[Records excerpted from a collection]
◆ ◆ ◆ ◆

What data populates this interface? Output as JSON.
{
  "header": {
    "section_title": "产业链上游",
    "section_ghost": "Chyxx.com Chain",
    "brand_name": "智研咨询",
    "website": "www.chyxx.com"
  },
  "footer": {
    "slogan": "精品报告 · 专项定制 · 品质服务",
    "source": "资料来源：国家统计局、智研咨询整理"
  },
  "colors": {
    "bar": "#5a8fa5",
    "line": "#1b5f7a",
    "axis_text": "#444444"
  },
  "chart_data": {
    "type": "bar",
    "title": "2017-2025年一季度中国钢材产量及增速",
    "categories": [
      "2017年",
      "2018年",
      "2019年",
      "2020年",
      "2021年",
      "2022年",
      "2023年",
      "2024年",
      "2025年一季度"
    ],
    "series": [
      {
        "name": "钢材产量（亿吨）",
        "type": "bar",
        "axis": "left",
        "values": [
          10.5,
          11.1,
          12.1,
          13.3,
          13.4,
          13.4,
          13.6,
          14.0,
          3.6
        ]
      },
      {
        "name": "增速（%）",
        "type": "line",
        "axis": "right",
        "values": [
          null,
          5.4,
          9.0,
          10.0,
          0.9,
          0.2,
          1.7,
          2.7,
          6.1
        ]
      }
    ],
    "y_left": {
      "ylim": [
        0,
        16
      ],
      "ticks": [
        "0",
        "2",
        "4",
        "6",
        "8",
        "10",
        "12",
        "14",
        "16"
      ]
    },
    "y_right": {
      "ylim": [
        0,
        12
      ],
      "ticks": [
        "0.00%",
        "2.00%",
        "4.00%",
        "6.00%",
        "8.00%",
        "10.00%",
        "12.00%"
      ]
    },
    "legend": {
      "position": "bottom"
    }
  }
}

◆ ◆ ◆ ◆

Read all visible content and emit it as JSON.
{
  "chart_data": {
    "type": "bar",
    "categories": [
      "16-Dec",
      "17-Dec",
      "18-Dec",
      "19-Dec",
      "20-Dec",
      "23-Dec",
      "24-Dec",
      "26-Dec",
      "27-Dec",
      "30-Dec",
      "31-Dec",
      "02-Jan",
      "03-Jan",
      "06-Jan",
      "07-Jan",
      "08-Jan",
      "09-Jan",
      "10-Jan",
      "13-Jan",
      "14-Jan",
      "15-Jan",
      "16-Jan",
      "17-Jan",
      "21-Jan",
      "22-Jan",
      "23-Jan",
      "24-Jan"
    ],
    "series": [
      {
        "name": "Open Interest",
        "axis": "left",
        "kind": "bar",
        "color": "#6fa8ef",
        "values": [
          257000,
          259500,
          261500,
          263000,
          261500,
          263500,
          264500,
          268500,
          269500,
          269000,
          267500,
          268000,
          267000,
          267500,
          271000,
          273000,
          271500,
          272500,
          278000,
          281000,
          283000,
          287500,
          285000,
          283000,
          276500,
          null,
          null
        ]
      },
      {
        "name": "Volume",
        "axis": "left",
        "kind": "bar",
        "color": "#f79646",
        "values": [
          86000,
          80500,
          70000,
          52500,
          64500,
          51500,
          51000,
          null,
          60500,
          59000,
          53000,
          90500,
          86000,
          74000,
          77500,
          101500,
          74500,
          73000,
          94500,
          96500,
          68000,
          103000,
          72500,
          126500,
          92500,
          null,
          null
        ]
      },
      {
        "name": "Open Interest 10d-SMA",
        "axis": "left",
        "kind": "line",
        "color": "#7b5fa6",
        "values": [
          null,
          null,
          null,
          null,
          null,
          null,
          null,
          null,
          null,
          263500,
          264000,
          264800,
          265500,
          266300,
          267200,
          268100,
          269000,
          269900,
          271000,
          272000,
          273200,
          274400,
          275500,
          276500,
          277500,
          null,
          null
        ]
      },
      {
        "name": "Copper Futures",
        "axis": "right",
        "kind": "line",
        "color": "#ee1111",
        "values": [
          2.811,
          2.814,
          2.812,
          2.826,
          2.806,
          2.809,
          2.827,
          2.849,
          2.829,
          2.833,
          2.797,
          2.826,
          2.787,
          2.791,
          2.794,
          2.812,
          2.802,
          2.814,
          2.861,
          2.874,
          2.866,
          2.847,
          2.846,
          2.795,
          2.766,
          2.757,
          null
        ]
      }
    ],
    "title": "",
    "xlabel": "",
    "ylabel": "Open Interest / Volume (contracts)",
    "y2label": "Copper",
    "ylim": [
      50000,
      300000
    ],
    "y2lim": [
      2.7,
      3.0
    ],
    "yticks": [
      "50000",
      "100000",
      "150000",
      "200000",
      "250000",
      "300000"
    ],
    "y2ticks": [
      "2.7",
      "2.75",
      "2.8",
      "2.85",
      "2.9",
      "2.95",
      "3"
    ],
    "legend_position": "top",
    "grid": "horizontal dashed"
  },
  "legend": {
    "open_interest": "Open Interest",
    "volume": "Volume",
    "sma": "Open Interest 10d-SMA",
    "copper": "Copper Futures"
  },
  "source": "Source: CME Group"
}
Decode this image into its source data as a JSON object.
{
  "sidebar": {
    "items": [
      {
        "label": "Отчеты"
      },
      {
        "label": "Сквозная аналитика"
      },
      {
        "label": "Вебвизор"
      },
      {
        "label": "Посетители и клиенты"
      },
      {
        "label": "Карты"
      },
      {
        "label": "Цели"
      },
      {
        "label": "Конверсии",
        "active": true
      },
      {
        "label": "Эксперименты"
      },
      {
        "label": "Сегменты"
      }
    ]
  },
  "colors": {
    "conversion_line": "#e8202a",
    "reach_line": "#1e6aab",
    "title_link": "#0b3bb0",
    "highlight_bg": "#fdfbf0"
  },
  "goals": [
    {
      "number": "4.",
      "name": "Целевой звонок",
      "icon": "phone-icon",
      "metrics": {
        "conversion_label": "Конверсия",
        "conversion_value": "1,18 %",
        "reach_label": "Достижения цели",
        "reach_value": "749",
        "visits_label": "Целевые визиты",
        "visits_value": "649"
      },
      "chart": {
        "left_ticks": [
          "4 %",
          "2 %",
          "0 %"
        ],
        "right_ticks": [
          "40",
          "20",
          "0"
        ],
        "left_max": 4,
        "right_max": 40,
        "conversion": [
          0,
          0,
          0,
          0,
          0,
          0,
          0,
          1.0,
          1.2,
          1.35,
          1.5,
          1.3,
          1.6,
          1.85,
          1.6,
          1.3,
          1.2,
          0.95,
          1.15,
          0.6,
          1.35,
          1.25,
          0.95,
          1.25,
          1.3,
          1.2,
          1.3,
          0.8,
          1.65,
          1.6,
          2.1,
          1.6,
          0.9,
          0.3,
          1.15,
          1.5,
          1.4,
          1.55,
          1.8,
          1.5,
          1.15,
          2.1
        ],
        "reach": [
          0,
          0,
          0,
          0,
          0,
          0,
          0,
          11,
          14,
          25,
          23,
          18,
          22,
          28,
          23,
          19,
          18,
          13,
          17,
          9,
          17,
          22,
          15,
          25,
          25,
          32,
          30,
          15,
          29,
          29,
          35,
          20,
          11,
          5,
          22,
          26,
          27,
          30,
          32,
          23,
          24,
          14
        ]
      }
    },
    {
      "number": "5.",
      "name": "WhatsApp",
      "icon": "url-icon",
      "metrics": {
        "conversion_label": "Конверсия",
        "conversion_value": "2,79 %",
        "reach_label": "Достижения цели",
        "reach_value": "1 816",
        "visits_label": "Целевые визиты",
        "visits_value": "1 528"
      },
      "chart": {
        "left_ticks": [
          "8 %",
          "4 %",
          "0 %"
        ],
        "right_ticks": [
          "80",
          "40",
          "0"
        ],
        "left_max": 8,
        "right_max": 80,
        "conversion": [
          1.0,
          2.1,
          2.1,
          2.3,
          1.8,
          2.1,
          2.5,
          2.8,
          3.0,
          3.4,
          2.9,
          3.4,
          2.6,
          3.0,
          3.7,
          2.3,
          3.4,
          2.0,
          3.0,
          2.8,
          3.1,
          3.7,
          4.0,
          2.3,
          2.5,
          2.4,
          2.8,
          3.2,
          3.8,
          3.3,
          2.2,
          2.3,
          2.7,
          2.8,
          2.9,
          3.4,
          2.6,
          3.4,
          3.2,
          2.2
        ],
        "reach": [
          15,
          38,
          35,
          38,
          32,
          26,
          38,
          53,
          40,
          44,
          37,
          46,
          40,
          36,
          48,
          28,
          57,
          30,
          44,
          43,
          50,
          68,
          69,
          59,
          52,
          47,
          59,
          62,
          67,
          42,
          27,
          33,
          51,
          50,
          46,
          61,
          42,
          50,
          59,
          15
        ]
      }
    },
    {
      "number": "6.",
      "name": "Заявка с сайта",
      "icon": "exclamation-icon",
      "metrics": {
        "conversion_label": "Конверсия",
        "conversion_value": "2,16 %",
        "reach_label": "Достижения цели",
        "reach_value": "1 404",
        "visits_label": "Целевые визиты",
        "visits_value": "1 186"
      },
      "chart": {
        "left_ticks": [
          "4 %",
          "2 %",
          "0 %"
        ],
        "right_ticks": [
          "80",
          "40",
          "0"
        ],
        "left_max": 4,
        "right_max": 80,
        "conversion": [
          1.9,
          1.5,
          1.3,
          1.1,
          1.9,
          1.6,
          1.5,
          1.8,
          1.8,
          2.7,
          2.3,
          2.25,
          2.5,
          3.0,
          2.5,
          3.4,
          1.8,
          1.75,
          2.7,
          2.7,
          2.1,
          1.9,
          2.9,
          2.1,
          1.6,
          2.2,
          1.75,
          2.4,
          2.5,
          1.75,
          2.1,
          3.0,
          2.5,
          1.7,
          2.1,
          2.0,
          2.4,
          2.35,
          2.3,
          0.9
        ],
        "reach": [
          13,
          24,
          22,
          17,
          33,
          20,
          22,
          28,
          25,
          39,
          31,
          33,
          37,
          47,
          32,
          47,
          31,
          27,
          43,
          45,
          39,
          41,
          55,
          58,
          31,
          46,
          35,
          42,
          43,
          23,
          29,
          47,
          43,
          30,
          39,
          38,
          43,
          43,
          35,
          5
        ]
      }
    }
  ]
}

◆ ◆ ◆ ◆

Aim of the task =
Give every line of the material that includes the string "Copper".

Solution to the problem =
        "name": "Copper Futures",
    "y2label": "Copper",
    "copper": "Copper Futures"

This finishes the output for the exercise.